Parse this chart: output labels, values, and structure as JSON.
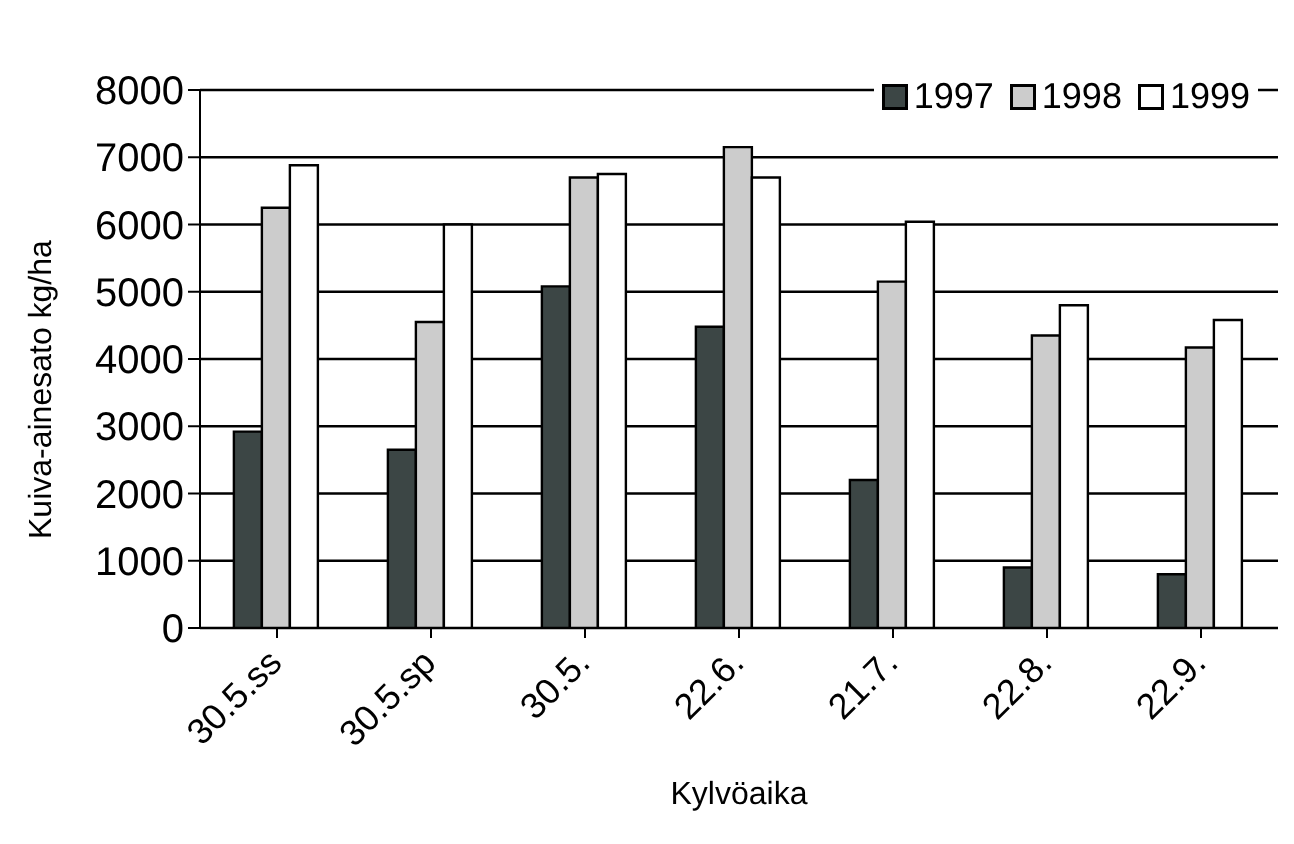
{
  "chart_data": {
    "type": "bar",
    "xlabel": "Kylvöaika",
    "ylabel": "Kuiva-ainesato kg/ha",
    "categories": [
      "30.5.ss",
      "30.5.sp",
      "30.5.",
      "22.6.",
      "21.7.",
      "22.8.",
      "22.9."
    ],
    "series": [
      {
        "name": "1997",
        "color": "#3c4645",
        "values": [
          2920,
          2650,
          5080,
          4480,
          2200,
          900,
          800
        ]
      },
      {
        "name": "1998",
        "color": "#cccccc",
        "values": [
          6250,
          4550,
          6700,
          7150,
          5150,
          4350,
          4170
        ]
      },
      {
        "name": "1999",
        "color": "#ffffff",
        "values": [
          6880,
          6000,
          6750,
          6700,
          6040,
          4800,
          4580
        ]
      }
    ],
    "ylim": [
      0,
      8000
    ],
    "yticks": [
      0,
      1000,
      2000,
      3000,
      4000,
      5000,
      6000,
      7000,
      8000
    ],
    "grid": "y",
    "legend": "top right"
  }
}
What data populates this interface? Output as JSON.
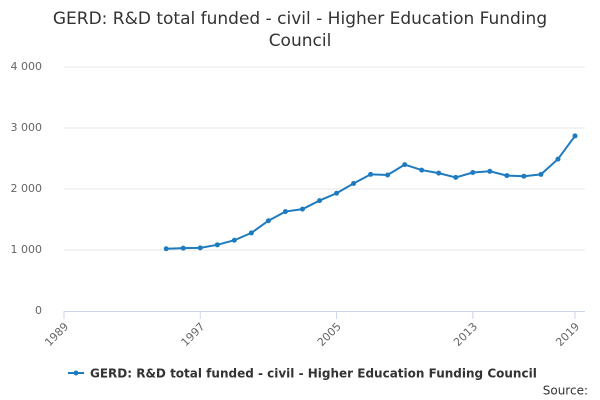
{
  "chart_data": {
    "type": "line",
    "title": "GERD: R&D total funded - civil - Higher Education Funding Council",
    "source": "Source:",
    "x": [
      1995,
      1996,
      1997,
      1998,
      1999,
      2000,
      2001,
      2002,
      2003,
      2004,
      2005,
      2006,
      2007,
      2008,
      2009,
      2010,
      2011,
      2012,
      2013,
      2014,
      2015,
      2016,
      2017,
      2018,
      2019
    ],
    "series": [
      {
        "name": "GERD: R&D total funded - civil - Higher Education Funding Council",
        "color": "#1f7bbf",
        "values": [
          1020,
          1030,
          1035,
          1085,
          1160,
          1280,
          1480,
          1630,
          1670,
          1810,
          1930,
          2090,
          2240,
          2230,
          2400,
          2310,
          2260,
          2190,
          2270,
          2290,
          2220,
          2210,
          2240,
          2490,
          2870
        ]
      }
    ],
    "xlim": [
      1989,
      2019
    ],
    "xticks": [
      1989,
      1997,
      2005,
      2013,
      2019
    ],
    "ylim": [
      0,
      4000
    ],
    "yticks": [
      0,
      {
        "value": 1000,
        "label": "1 000"
      },
      {
        "value": 2000,
        "label": "2 000"
      },
      {
        "value": 3000,
        "label": "3 000"
      },
      {
        "value": 4000,
        "label": "4 000"
      }
    ],
    "grid": true
  }
}
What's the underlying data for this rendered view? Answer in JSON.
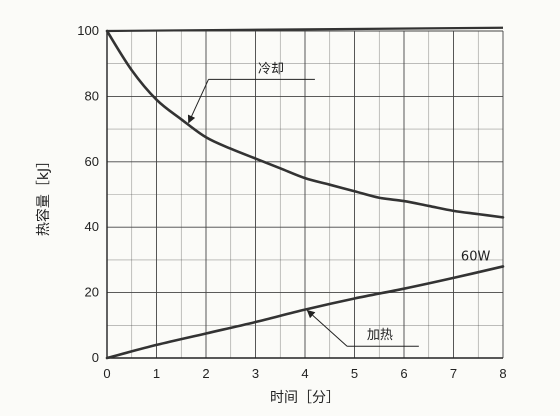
{
  "chart_data": {
    "type": "line",
    "title": "",
    "xlabel": "时间［分］",
    "ylabel": "热容量［kJ］",
    "xlim": [
      0,
      8
    ],
    "ylim": [
      0,
      100
    ],
    "x_ticks": [
      "0",
      "1",
      "2",
      "3",
      "4",
      "5",
      "6",
      "7",
      "8"
    ],
    "y_ticks": [
      "0",
      "20",
      "40",
      "60",
      "80",
      "100"
    ],
    "x_tick_values": [
      0,
      1,
      2,
      3,
      4,
      5,
      6,
      7,
      8
    ],
    "y_tick_values": [
      0,
      20,
      40,
      60,
      80,
      100
    ],
    "x_minor_step": 0.5,
    "y_minor_step": 10,
    "grid": true,
    "line_color": "#333333",
    "grid_color": "#444444",
    "series": [
      {
        "name": "冷却",
        "x": [
          0,
          0.5,
          1,
          1.5,
          2,
          2.5,
          3,
          3.5,
          4,
          4.5,
          5,
          5.5,
          6,
          6.5,
          7,
          7.5,
          8
        ],
        "y": [
          100,
          88,
          79,
          73,
          67.5,
          64,
          61,
          58,
          55,
          53,
          51,
          49,
          48,
          46.5,
          45,
          44,
          43
        ]
      },
      {
        "name": "加热",
        "x": [
          0,
          1,
          2,
          3,
          4,
          5,
          6,
          7,
          8
        ],
        "y": [
          0,
          4,
          7.5,
          11,
          14.8,
          18.2,
          21.2,
          24.5,
          28
        ]
      }
    ],
    "top_line": {
      "x": [
        0,
        8
      ],
      "y": [
        100,
        101
      ]
    },
    "annotations": [
      {
        "text": "冷却",
        "arrow_to": {
          "x": 1.65,
          "y": 72
        },
        "leader_from": {
          "x": 2.05,
          "y": 85.2
        },
        "text_at": {
          "x": 3.05,
          "y": 87.2
        },
        "leader_end_x": 4.2
      },
      {
        "text": "加热",
        "arrow_to": {
          "x": 4.05,
          "y": 14.5
        },
        "leader_from": {
          "x": 4.85,
          "y": 3.6
        },
        "text_at": {
          "x": 5.25,
          "y": 5.8
        },
        "leader_end_x": 6.3
      },
      {
        "text": "60W",
        "text_at": {
          "x": 7.15,
          "y": 29.8
        }
      }
    ]
  }
}
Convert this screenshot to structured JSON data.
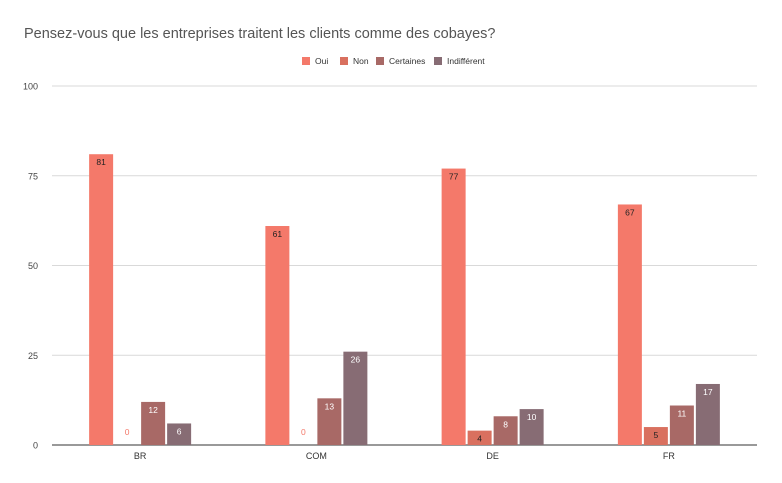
{
  "chart_data": {
    "type": "bar",
    "title": "Pensez-vous que les entreprises traitent les clients comme des cobayes?",
    "categories": [
      "BR",
      "COM",
      "DE",
      "FR"
    ],
    "series": [
      {
        "name": "Oui",
        "color": "#f4796a",
        "values": [
          81,
          61,
          77,
          67
        ]
      },
      {
        "name": "Non",
        "color": "#d9705f",
        "values": [
          0,
          0,
          4,
          5
        ]
      },
      {
        "name": "Certaines",
        "color": "#a86966",
        "values": [
          12,
          13,
          8,
          11
        ]
      },
      {
        "name": "Indifférent",
        "color": "#876c74",
        "values": [
          6,
          26,
          10,
          17
        ]
      }
    ],
    "ylim": [
      0,
      100
    ],
    "yticks": [
      0,
      25,
      50,
      75,
      100
    ],
    "grid": true,
    "legend": "top-center",
    "zero_label_color": "#f4796a"
  }
}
####################
- What needs to be done
Copy the material above exactly and drop the pictures.

- Output for this exercise
Parse this chart: output labels, values, and structure as JSON.
{
  "chart_data": {
    "type": "bar",
    "xlabel": "Kylvöaika",
    "ylabel": "Kuiva-ainesato kg/ha",
    "categories": [
      "30.5.ss",
      "30.5.sp",
      "30.5.",
      "22.6.",
      "21.7.",
      "22.8.",
      "22.9."
    ],
    "series": [
      {
        "name": "1997",
        "color": "#3c4645",
        "values": [
          2920,
          2650,
          5080,
          4480,
          2200,
          900,
          800
        ]
      },
      {
        "name": "1998",
        "color": "#cccccc",
        "values": [
          6250,
          4550,
          6700,
          7150,
          5150,
          4350,
          4170
        ]
      },
      {
        "name": "1999",
        "color": "#ffffff",
        "values": [
          6880,
          6000,
          6750,
          6700,
          6040,
          4800,
          4580
        ]
      }
    ],
    "ylim": [
      0,
      8000
    ],
    "yticks": [
      0,
      1000,
      2000,
      3000,
      4000,
      5000,
      6000,
      7000,
      8000
    ],
    "grid": "y",
    "legend": "top right"
  }
}
What data populates this interface? Output as JSON.
{
  "chart_data": {
    "type": "line",
    "title": "GERD: R&D total funded - civil - Higher Education Funding Council",
    "source": "Source:",
    "x": [
      1995,
      1996,
      1997,
      1998,
      1999,
      2000,
      2001,
      2002,
      2003,
      2004,
      2005,
      2006,
      2007,
      2008,
      2009,
      2010,
      2011,
      2012,
      2013,
      2014,
      2015,
      2016,
      2017,
      2018,
      2019
    ],
    "series": [
      {
        "name": "GERD: R&D total funded - civil - Higher Education Funding Council",
        "color": "#1f7bbf",
        "values": [
          1020,
          1030,
          1035,
          1085,
          1160,
          1280,
          1480,
          1630,
          1670,
          1810,
          1930,
          2090,
          2240,
          2230,
          2400,
          2310,
          2260,
          2190,
          2270,
          2290,
          2220,
          2210,
          2240,
          2490,
          2870
        ]
      }
    ],
    "xlim": [
      1989,
      2019
    ],
    "xticks": [
      1989,
      1997,
      2005,
      2013,
      2019
    ],
    "ylim": [
      0,
      4000
    ],
    "yticks": [
      0,
      {
        "value": 1000,
        "label": "1 000"
      },
      {
        "value": 2000,
        "label": "2 000"
      },
      {
        "value": 3000,
        "label": "3 000"
      },
      {
        "value": 4000,
        "label": "4 000"
      }
    ],
    "grid": true
  }
}
What's the underlying data for this rendered view? Answer in JSON.
{
  "chart_data": {
    "type": "line",
    "title": "",
    "xlabel": "时间［分］",
    "ylabel": "热容量［kJ］",
    "xlim": [
      0,
      8
    ],
    "ylim": [
      0,
      100
    ],
    "x_ticks": [
      "0",
      "1",
      "2",
      "3",
      "4",
      "5",
      "6",
      "7",
      "8"
    ],
    "y_ticks": [
      "0",
      "20",
      "40",
      "60",
      "80",
      "100"
    ],
    "x_tick_values": [
      0,
      1,
      2,
      3,
      4,
      5,
      6,
      7,
      8
    ],
    "y_tick_values": [
      0,
      20,
      40,
      60,
      80,
      100
    ],
    "x_minor_step": 0.5,
    "y_minor_step": 10,
    "grid": true,
    "line_color": "#333333",
    "grid_color": "#444444",
    "series": [
      {
        "name": "冷却",
        "x": [
          0,
          0.5,
          1,
          1.5,
          2,
          2.5,
          3,
          3.5,
          4,
          4.5,
          5,
          5.5,
          6,
          6.5,
          7,
          7.5,
          8
        ],
        "y": [
          100,
          88,
          79,
          73,
          67.5,
          64,
          61,
          58,
          55,
          53,
          51,
          49,
          48,
          46.5,
          45,
          44,
          43
        ]
      },
      {
        "name": "加热",
        "x": [
          0,
          1,
          2,
          3,
          4,
          5,
          6,
          7,
          8
        ],
        "y": [
          0,
          4,
          7.5,
          11,
          14.8,
          18.2,
          21.2,
          24.5,
          28
        ]
      }
    ],
    "top_line": {
      "x": [
        0,
        8
      ],
      "y": [
        100,
        101
      ]
    },
    "annotations": [
      {
        "text": "冷却",
        "arrow_to": {
          "x": 1.65,
          "y": 72
        },
        "leader_from": {
          "x": 2.05,
          "y": 85.2
        },
        "text_at": {
          "x": 3.05,
          "y": 87.2
        },
        "leader_end_x": 4.2
      },
      {
        "text": "加热",
        "arrow_to": {
          "x": 4.05,
          "y": 14.5
        },
        "leader_from": {
          "x": 4.85,
          "y": 3.6
        },
        "text_at": {
          "x": 5.25,
          "y": 5.8
        },
        "leader_end_x": 6.3
      },
      {
        "text": "60W",
        "text_at": {
          "x": 7.15,
          "y": 29.8
        }
      }
    ]
  }
}
Convert this screenshot to structured JSON data.
{
  "chart_data": {
    "type": "bar",
    "title": "Pensez-vous que les entreprises traitent les clients comme des cobayes?",
    "categories": [
      "BR",
      "COM",
      "DE",
      "FR"
    ],
    "series": [
      {
        "name": "Oui",
        "color": "#f4796a",
        "values": [
          81,
          61,
          77,
          67
        ]
      },
      {
        "name": "Non",
        "color": "#d9705f",
        "values": [
          0,
          0,
          4,
          5
        ]
      },
      {
        "name": "Certaines",
        "color": "#a86966",
        "values": [
          12,
          13,
          8,
          11
        ]
      },
      {
        "name": "Indifférent",
        "color": "#876c74",
        "values": [
          6,
          26,
          10,
          17
        ]
      }
    ],
    "ylim": [
      0,
      100
    ],
    "yticks": [
      0,
      25,
      50,
      75,
      100
    ],
    "grid": true,
    "legend": "top-center",
    "zero_label_color": "#f4796a"
  }
}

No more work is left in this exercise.